> [Set problem]
Retype all of the data. Every line must match exactly.

> [Record list]
+++++
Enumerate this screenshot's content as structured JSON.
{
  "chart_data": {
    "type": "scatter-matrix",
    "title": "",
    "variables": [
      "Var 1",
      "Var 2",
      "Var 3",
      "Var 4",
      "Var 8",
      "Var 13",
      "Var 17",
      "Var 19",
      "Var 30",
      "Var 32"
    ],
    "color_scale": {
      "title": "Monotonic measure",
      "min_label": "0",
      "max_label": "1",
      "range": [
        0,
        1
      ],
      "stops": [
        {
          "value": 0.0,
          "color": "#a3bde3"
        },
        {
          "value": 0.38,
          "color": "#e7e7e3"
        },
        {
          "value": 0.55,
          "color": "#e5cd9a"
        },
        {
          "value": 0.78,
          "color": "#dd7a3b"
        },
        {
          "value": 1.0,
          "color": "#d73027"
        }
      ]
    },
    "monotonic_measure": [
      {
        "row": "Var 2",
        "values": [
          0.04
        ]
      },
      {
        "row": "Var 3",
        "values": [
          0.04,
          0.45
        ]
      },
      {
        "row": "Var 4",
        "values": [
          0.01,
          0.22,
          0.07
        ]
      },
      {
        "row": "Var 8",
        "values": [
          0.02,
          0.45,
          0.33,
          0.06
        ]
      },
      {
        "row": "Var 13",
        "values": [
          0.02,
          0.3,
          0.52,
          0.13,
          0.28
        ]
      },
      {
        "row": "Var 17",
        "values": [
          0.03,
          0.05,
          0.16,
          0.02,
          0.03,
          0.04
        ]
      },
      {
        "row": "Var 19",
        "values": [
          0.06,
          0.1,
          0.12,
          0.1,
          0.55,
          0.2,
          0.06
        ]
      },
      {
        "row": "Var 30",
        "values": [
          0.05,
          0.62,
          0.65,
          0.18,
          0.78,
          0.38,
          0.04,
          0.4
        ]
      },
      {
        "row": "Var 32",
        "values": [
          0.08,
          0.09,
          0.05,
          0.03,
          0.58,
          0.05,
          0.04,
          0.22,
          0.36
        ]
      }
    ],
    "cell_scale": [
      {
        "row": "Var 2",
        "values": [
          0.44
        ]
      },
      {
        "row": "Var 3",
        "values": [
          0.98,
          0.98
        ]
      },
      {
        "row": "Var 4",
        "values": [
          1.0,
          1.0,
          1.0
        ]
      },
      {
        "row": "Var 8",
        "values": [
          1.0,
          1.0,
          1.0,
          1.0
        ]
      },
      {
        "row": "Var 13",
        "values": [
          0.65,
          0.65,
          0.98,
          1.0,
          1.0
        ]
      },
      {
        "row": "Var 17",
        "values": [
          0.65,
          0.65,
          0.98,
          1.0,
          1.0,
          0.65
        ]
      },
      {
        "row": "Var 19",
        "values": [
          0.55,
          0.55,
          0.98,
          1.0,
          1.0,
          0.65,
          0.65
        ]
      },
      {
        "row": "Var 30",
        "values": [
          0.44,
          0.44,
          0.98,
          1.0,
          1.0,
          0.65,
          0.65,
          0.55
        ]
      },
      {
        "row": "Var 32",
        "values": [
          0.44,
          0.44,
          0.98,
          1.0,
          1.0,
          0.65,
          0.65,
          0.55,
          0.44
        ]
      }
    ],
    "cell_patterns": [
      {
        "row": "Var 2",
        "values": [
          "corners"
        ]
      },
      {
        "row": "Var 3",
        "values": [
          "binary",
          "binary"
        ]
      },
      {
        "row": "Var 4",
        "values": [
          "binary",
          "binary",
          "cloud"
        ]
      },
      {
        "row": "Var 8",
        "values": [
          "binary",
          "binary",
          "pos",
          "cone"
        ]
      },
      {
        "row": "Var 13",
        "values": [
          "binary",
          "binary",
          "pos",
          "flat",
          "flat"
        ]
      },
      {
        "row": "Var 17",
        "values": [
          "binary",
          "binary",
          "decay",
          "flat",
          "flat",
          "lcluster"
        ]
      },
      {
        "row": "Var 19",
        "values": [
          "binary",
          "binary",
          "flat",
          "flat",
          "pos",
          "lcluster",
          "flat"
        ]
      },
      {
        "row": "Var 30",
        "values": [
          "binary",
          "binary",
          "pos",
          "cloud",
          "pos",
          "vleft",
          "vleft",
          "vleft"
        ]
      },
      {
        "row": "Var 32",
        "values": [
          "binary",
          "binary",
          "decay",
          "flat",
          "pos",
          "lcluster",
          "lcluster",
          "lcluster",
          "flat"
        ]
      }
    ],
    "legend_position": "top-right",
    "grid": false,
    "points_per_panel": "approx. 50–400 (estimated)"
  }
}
+++++
> [Reply to the exercise]
Enumerate this screenshot's content as structured JSON.
{
  "chart_data": {
    "type": "scatter-matrix",
    "title": "",
    "variables": [
      "Var 1",
      "Var 2",
      "Var 3",
      "Var 4",
      "Var 8",
      "Var 13",
      "Var 17",
      "Var 19",
      "Var 30",
      "Var 32"
    ],
    "color_scale": {
      "title": "Monotonic measure",
      "min_label": "0",
      "max_label": "1",
      "range": [
        0,
        1
      ],
      "stops": [
        {
          "value": 0.0,
          "color": "#a3bde3"
        },
        {
          "value": 0.38,
          "color": "#e7e7e3"
        },
        {
          "value": 0.55,
          "color": "#e5cd9a"
        },
        {
          "value": 0.78,
          "color": "#dd7a3b"
        },
        {
          "value": 1.0,
          "color": "#d73027"
        }
      ]
    },
    "monotonic_measure": [
      {
        "row": "Var 2",
        "values": [
          0.04
        ]
      },
      {
        "row": "Var 3",
        "values": [
          0.04,
          0.45
        ]
      },
      {
        "row": "Var 4",
        "values": [
          0.01,
          0.22,
          0.07
        ]
      },
      {
        "row": "Var 8",
        "values": [
          0.02,
          0.45,
          0.33,
          0.06
        ]
      },
      {
        "row": "Var 13",
        "values": [
          0.02,
          0.3,
          0.52,
          0.13,
          0.28
        ]
      },
      {
        "row": "Var 17",
        "values": [
          0.03,
          0.05,
          0.16,
          0.02,
          0.03,
          0.04
        ]
      },
      {
        "row": "Var 19",
        "values": [
          0.06,
          0.1,
          0.12,
          0.1,
          0.55,
          0.2,
          0.06
        ]
      },
      {
        "row": "Var 30",
        "values": [
          0.05,
          0.62,
          0.65,
          0.18,
          0.78,
          0.38,
          0.04,
          0.4
        ]
      },
      {
        "row": "Var 32",
        "values": [
          0.08,
          0.09,
          0.05,
          0.03,
          0.58,
          0.05,
          0.04,
          0.22,
          0.36
        ]
      }
    ],
    "cell_scale": [
      {
        "row": "Var 2",
        "values": [
          0.44
        ]
      },
      {
        "row": "Var 3",
        "values": [
          0.98,
          0.98
        ]
      },
      {
        "row": "Var 4",
        "values": [
          1.0,
          1.0,
          1.0
        ]
      },
      {
        "row": "Var 8",
        "values": [
          1.0,
          1.0,
          1.0,
          1.0
        ]
      },
      {
        "row": "Var 13",
        "values": [
          0.65,
          0.65,
          0.98,
          1.0,
          1.0
        ]
      },
      {
        "row": "Var 17",
        "values": [
          0.65,
          0.65,
          0.98,
          1.0,
          1.0,
          0.65
        ]
      },
      {
        "row": "Var 19",
        "values": [
          0.55,
          0.55,
          0.98,
          1.0,
          1.0,
          0.65,
          0.65
        ]
      },
      {
        "row": "Var 30",
        "values": [
          0.44,
          0.44,
          0.98,
          1.0,
          1.0,
          0.65,
          0.65,
          0.55
        ]
      },
      {
        "row": "Var 32",
        "values": [
          0.44,
          0.44,
          0.98,
          1.0,
          1.0,
          0.65,
          0.65,
          0.55,
          0.44
        ]
      }
    ],
    "cell_patterns": [
      {
        "row": "Var 2",
        "values": [
          "corners"
        ]
      },
      {
        "row": "Var 3",
        "values": [
          "binary",
          "binary"
        ]
      },
      {
        "row": "Var 4",
        "values": [
          "binary",
          "binary",
          "cloud"
        ]
      },
      {
        "row": "Var 8",
        "values": [
          "binary",
          "binary",
          "pos",
          "cone"
        ]
      },
      {
        "row": "Var 13",
        "values": [
          "binary",
          "binary",
          "pos",
          "flat",
          "flat"
        ]
      },
      {
        "row": "Var 17",
        "values": [
          "binary",
          "binary",
          "decay",
          "flat",
          "flat",
          "lcluster"
        ]
      },
      {
        "row": "Var 19",
        "values": [
          "binary",
          "binary",
          "flat",
          "flat",
          "pos",
          "lcluster",
          "flat"
        ]
      },
      {
        "row": "Var 30",
        "values": [
          "binary",
          "binary",
          "pos",
          "cloud",
          "pos",
          "vleft",
          "vleft",
          "vleft"
        ]
      },
      {
        "row": "Var 32",
        "values": [
          "binary",
          "binary",
          "decay",
          "flat",
          "pos",
          "lcluster",
          "lcluster",
          "lcluster",
          "flat"
        ]
      }
    ],
    "legend_position": "top-right",
    "grid": false,
    "points_per_panel": "approx. 50–400 (estimated)"
  }
}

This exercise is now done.